* **TASK DATA**
•••••
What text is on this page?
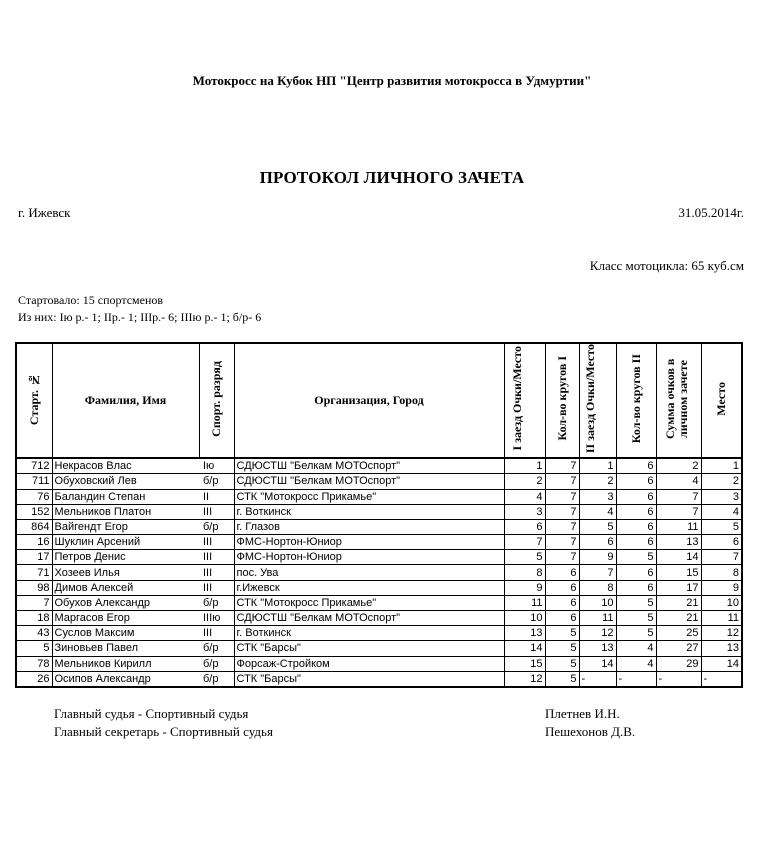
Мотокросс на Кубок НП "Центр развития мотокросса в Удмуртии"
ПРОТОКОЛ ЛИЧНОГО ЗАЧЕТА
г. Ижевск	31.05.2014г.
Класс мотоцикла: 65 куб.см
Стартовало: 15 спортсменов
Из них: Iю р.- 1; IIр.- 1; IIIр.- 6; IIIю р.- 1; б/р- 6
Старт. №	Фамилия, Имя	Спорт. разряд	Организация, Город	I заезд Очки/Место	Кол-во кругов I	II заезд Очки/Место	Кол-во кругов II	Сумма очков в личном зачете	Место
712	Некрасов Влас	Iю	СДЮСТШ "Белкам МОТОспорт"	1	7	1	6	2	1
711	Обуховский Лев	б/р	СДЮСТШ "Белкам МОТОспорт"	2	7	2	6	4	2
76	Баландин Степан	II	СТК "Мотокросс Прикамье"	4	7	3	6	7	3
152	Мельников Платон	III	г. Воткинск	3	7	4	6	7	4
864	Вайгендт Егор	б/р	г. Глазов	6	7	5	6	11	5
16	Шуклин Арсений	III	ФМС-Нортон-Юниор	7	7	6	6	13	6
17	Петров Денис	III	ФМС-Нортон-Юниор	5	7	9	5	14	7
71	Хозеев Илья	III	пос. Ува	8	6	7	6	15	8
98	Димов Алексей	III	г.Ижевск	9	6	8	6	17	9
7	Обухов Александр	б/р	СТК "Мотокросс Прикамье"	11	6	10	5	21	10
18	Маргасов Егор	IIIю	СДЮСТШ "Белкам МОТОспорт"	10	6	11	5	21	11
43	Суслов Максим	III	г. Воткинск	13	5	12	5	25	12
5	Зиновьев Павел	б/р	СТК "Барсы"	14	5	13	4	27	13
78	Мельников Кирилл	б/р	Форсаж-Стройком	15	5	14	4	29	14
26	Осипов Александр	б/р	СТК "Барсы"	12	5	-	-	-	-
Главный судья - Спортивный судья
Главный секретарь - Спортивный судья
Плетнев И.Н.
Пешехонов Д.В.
•••••
* **THE EXERCISE**
Retype the listing exactly. Pictures do not belong in the copy.

* **SOLUTION BELOW**
What text is on this page?
Мотокросс на Кубок НП "Центр развития мотокросса в Удмуртии"
ПРОТОКОЛ ЛИЧНОГО ЗАЧЕТА
г. Ижевск	31.05.2014г.
Класс мотоцикла: 65 куб.см
Стартовало: 15 спортсменов
Из них: Iю р.- 1; IIр.- 1; IIIр.- 6; IIIю р.- 1; б/р- 6
Старт. №	Фамилия, Имя	Спорт. разряд	Организация, Город	I заезд Очки/Место	Кол-во кругов I	II заезд Очки/Место	Кол-во кругов II	Сумма очков в личном зачете	Место
712	Некрасов Влас	Iю	СДЮСТШ "Белкам МОТОспорт"	1	7	1	6	2	1
711	Обуховский Лев	б/р	СДЮСТШ "Белкам МОТОспорт"	2	7	2	6	4	2
76	Баландин Степан	II	СТК "Мотокросс Прикамье"	4	7	3	6	7	3
152	Мельников Платон	III	г. Воткинск	3	7	4	6	7	4
864	Вайгендт Егор	б/р	г. Глазов	6	7	5	6	11	5
16	Шуклин Арсений	III	ФМС-Нортон-Юниор	7	7	6	6	13	6
17	Петров Денис	III	ФМС-Нортон-Юниор	5	7	9	5	14	7
71	Хозеев Илья	III	пос. Ува	8	6	7	6	15	8
98	Димов Алексей	III	г.Ижевск	9	6	8	6	17	9
7	Обухов Александр	б/р	СТК "Мотокросс Прикамье"	11	6	10	5	21	10
18	Маргасов Егор	IIIю	СДЮСТШ "Белкам МОТОспорт"	10	6	11	5	21	11
43	Суслов Максим	III	г. Воткинск	13	5	12	5	25	12
5	Зиновьев Павел	б/р	СТК "Барсы"	14	5	13	4	27	13
78	Мельников Кирилл	б/р	Форсаж-Стройком	15	5	14	4	29	14
26	Осипов Александр	б/р	СТК "Барсы"	12	5	-	-	-	-
Главный судья - Спортивный судья
Главный секретарь - Спортивный судья
Плетнев И.Н.
Пешехонов Д.В.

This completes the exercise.